## Records for this exercise

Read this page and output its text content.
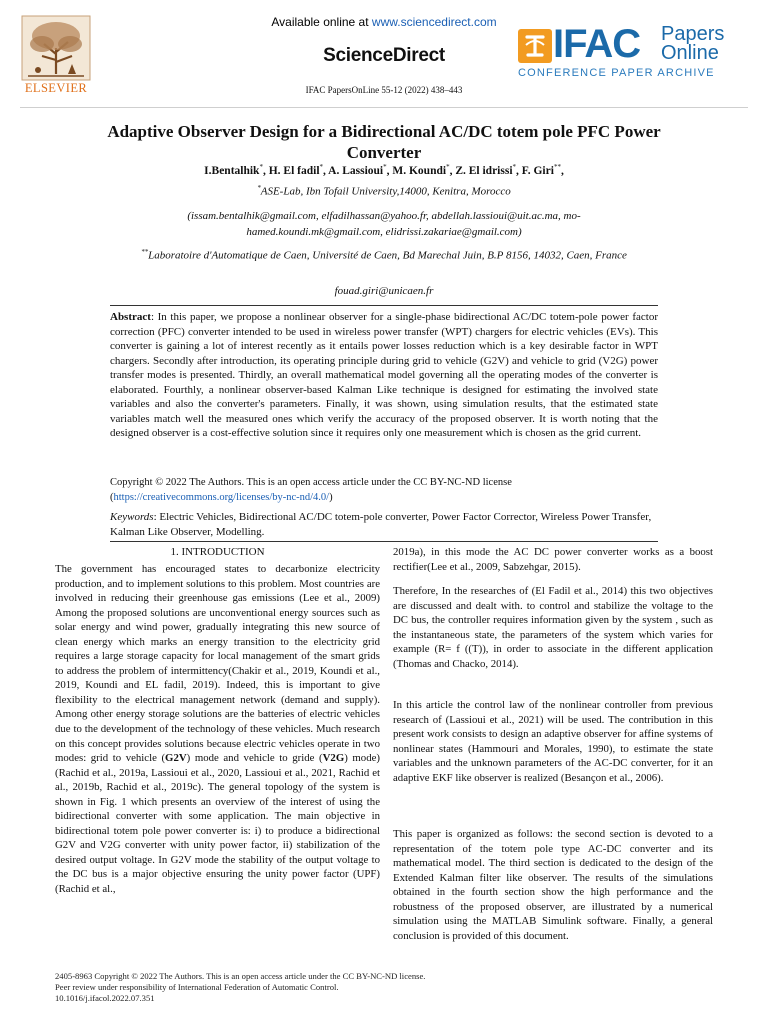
ELSEVIER
Available online at www.sciencedirect.com
ScienceDirect
IFAC PapersOnLine 55-12 (2022) 438–443
IFAC Papers
Online
CONFERENCE PAPER ARCHIVE
Adaptive Observer Design for a Bidirectional AC/DC totem pole PFC Power Converter
I.Bentalhik*, H. El fadil*, A. Lassioui*, M. Koundi*, Z. El idrissi*, F. Giri**,
*ASE-Lab, Ibn Tofail University,14000, Kenitra, Morocco
(issam.bentalhik@gmail.com, elfadilhassan@yahoo.fr, abdellah.lassioui@uit.ac.ma, mo-hamed.koundi.mk@gmail.com, elidrissi.zakariae@gmail.com)
**Laboratoire d'Automatique de Caen, Université de Caen, Bd Marechal Juin, B.P 8156, 14032, Caen, France
fouad.giri@unicaen.fr
Abstract: In this paper, we propose a nonlinear observer for a single-phase bidirectional AC/DC totem-pole power factor correction (PFC) converter intended to be used in wireless power transfer (WPT) chargers for electric vehicles (EVs). This converter is gaining a lot of interest recently as it entails power losses reduction which is a key desirable factor in WPT chargers. Secondly after introduction, its operating principle during grid to vehicle (G2V) and vehicle to grid (V2G) power transfer modes is presented. Thirdly, an overall mathematical model governing all the operating modes of the converter is elaborated. Fourthly, a nonlinear observer-based Kalman Like technique is designed for estimating the involved state variables and also the converter's parameters. Finally, it was shown, using simulation results, that the estimated state variables match well the measured ones which verify the accuracy of the proposed observer. It is worth noting that the designed observer is a cost-effective solution since it requires only one measurement which is chosen as the grid current.
Copyright © 2022 The Authors. This is an open access article under the CC BY-NC-ND license
(https://creativecommons.org/licenses/by-nc-nd/4.0/)
Keywords: Electric Vehicles, Bidirectional AC/DC totem-pole converter, Power Factor Corrector, Wireless Power Transfer, Kalman Like Observer, Modelling.
1. INTRODUCTION
The government has encouraged states to decarbonize electricity production, and to implement solutions to this problem. Most countries are involved in reducing their greenhouse gas emissions (Lee et al., 2009) Among the proposed solutions are unconventional energy sources such as solar energy and wind power, gradually integrating this new source of clean energy which marks an energy transition to the electricity grid requires a large storage capacity for local management of the smart grids to address the problem of intermittency(Chakir et al., 2019, Koundi et al., 2019, Koundi and EL fadil, 2019). Indeed, this is important to give flexibility to the electrical management network (demand and supply). Among other energy storage solutions are the batteries of electric vehicles due to the development of the technology of these vehicles. Much research on this concept provides solutions because electric vehicles operate in two modes: grid to vehicle (G2V) mode and vehicle to gride (V2G) mode)(Rachid et al., 2019a, Lassioui et al., 2020, Lassioui et al., 2021, Rachid et al., 2019b, Rachid et al., 2019c). The general topology of the system is shown in Fig. 1 which presents an overview of the interest of using the bidirectional converter with some application. The main objective in bidirectional totem pole power converter is: i) to produce a bidirectional G2V and V2G converter with unity power factor, ii) stabilization of the desired output voltage. In G2V mode the stability of the output voltage to the DC bus is a major objective ensuring the unity power factor (UPF) (Rachid et al.,
2019a), in this mode the AC DC power converter works as a boost rectifier(Lee et al., 2009, Sabzehgar, 2015).
Therefore, In the researches of (El Fadil et al., 2014) this two objectives are discussed and dealt with. to control and stabilize the voltage to the DC bus, the controller requires information given by the system , such as the instantaneous state, the parameters of the system which varies for example (R= f ((T)), in order to associate in the different application (Thomas and Chacko, 2014).
In this article the control law of the nonlinear controller from previous research of (Lassioui et al., 2021) will be used. The contribution in this present work consists to design an adaptive observer for affine systems of nonlinear states (Hammouri and Morales, 1990), to estimate the state variables and the unknown parameters of the AC-DC converter, for it an adaptive EKF like observer is realized (Besançon et al., 2006).
This paper is organized as follows: the second section is devoted to a representation of the totem pole type AC-DC converter and its mathematical model. The third section is dedicated to the design of the Extended Kalman filter like observer. The results of the simulations obtained in the fourth section show the high performance and the robustness of the proposed observer, are illustrated by a numerical simulation using the MATLAB Simulink software. Finally, a general conclusion is provided of this document.
2405-8963 Copyright © 2022 The Authors. This is an open access article under the CC BY-NC-ND license.
Peer review under responsibility of International Federation of Automatic Control.
10.1016/j.ifacol.2022.07.351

## Stated task
Omit the pictures. Output every record above word for word.

## Answer to this problem
Read this page and output its text content.
ELSEVIER
Available online at www.sciencedirect.com
ScienceDirect
IFAC PapersOnLine 55-12 (2022) 438–443
IFAC Papers
Online
CONFERENCE PAPER ARCHIVE
Adaptive Observer Design for a Bidirectional AC/DC totem pole PFC Power Converter
I.Bentalhik*, H. El fadil*, A. Lassioui*, M. Koundi*, Z. El idrissi*, F. Giri**,
*ASE-Lab, Ibn Tofail University,14000, Kenitra, Morocco
(issam.bentalhik@gmail.com, elfadilhassan@yahoo.fr, abdellah.lassioui@uit.ac.ma, mo-hamed.koundi.mk@gmail.com, elidrissi.zakariae@gmail.com)
**Laboratoire d'Automatique de Caen, Université de Caen, Bd Marechal Juin, B.P 8156, 14032, Caen, France
fouad.giri@unicaen.fr
Abstract: In this paper, we propose a nonlinear observer for a single-phase bidirectional AC/DC totem-pole power factor correction (PFC) converter intended to be used in wireless power transfer (WPT) chargers for electric vehicles (EVs). This converter is gaining a lot of interest recently as it entails power losses reduction which is a key desirable factor in WPT chargers. Secondly after introduction, its operating principle during grid to vehicle (G2V) and vehicle to grid (V2G) power transfer modes is presented. Thirdly, an overall mathematical model governing all the operating modes of the converter is elaborated. Fourthly, a nonlinear observer-based Kalman Like technique is designed for estimating the involved state variables and also the converter's parameters. Finally, it was shown, using simulation results, that the estimated state variables match well the measured ones which verify the accuracy of the proposed observer. It is worth noting that the designed observer is a cost-effective solution since it requires only one measurement which is chosen as the grid current.
Copyright © 2022 The Authors. This is an open access article under the CC BY-NC-ND license
(https://creativecommons.org/licenses/by-nc-nd/4.0/)
Keywords: Electric Vehicles, Bidirectional AC/DC totem-pole converter, Power Factor Corrector, Wireless Power Transfer, Kalman Like Observer, Modelling.
1. INTRODUCTION
The government has encouraged states to decarbonize electricity production, and to implement solutions to this problem. Most countries are involved in reducing their greenhouse gas emissions (Lee et al., 2009) Among the proposed solutions are unconventional energy sources such as solar energy and wind power, gradually integrating this new source of clean energy which marks an energy transition to the electricity grid requires a large storage capacity for local management of the smart grids to address the problem of intermittency(Chakir et al., 2019, Koundi et al., 2019, Koundi and EL fadil, 2019). Indeed, this is important to give flexibility to the electrical management network (demand and supply). Among other energy storage solutions are the batteries of electric vehicles due to the development of the technology of these vehicles. Much research on this concept provides solutions because electric vehicles operate in two modes: grid to vehicle (G2V) mode and vehicle to gride (V2G) mode)(Rachid et al., 2019a, Lassioui et al., 2020, Lassioui et al., 2021, Rachid et al., 2019b, Rachid et al., 2019c). The general topology of the system is shown in Fig. 1 which presents an overview of the interest of using the bidirectional converter with some application. The main objective in bidirectional totem pole power converter is: i) to produce a bidirectional G2V and V2G converter with unity power factor, ii) stabilization of the desired output voltage. In G2V mode the stability of the output voltage to the DC bus is a major objective ensuring the unity power factor (UPF) (Rachid et al.,
2019a), in this mode the AC DC power converter works as a boost rectifier(Lee et al., 2009, Sabzehgar, 2015).
Therefore, In the researches of (El Fadil et al., 2014) this two objectives are discussed and dealt with. to control and stabilize the voltage to the DC bus, the controller requires information given by the system , such as the instantaneous state, the parameters of the system which varies for example (R= f ((T)), in order to associate in the different application (Thomas and Chacko, 2014).
In this article the control law of the nonlinear controller from previous research of (Lassioui et al., 2021) will be used. The contribution in this present work consists to design an adaptive observer for affine systems of nonlinear states (Hammouri and Morales, 1990), to estimate the state variables and the unknown parameters of the AC-DC converter, for it an adaptive EKF like observer is realized (Besançon et al., 2006).
This paper is organized as follows: the second section is devoted to a representation of the totem pole type AC-DC converter and its mathematical model. The third section is dedicated to the design of the Extended Kalman filter like observer. The results of the simulations obtained in the fourth section show the high performance and the robustness of the proposed observer, are illustrated by a numerical simulation using the MATLAB Simulink software. Finally, a general conclusion is provided of this document.
2405-8963 Copyright © 2022 The Authors. This is an open access article under the CC BY-NC-ND license.
Peer review under responsibility of International Federation of Automatic Control.
10.1016/j.ifacol.2022.07.351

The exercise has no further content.